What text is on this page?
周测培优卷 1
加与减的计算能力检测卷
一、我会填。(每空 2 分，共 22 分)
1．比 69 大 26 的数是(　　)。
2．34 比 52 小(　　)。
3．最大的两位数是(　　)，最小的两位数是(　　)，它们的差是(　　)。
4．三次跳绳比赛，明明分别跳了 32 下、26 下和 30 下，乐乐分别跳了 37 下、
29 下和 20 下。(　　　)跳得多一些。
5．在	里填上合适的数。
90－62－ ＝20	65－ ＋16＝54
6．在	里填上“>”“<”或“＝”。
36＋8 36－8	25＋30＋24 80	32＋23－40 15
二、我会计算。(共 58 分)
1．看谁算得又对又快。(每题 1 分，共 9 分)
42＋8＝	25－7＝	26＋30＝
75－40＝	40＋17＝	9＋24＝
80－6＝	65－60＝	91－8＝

--

Task instructions. Exactly as shown above, return every record.

Correct answer.
What text is on this page?
周测培优卷 1
加与减的计算能力检测卷
一、我会填。(每空 2 分，共 22 分)
1．比 69 大 26 的数是(　　)。
2．34 比 52 小(　　)。
3．最大的两位数是(　　)，最小的两位数是(　　)，它们的差是(　　)。
4．三次跳绳比赛，明明分别跳了 32 下、26 下和 30 下，乐乐分别跳了 37 下、
29 下和 20 下。(　　　)跳得多一些。
5．在	里填上合适的数。
90－62－ ＝20	65－ ＋16＝54
6．在	里填上“>”“<”或“＝”。
36＋8 36－8	25＋30＋24 80	32＋23－40 15
二、我会计算。(共 58 分)
1．看谁算得又对又快。(每题 1 分，共 9 分)
42＋8＝	25－7＝	26＋30＝
75－40＝	40＋17＝	9＋24＝
80－6＝	65－60＝	91－8＝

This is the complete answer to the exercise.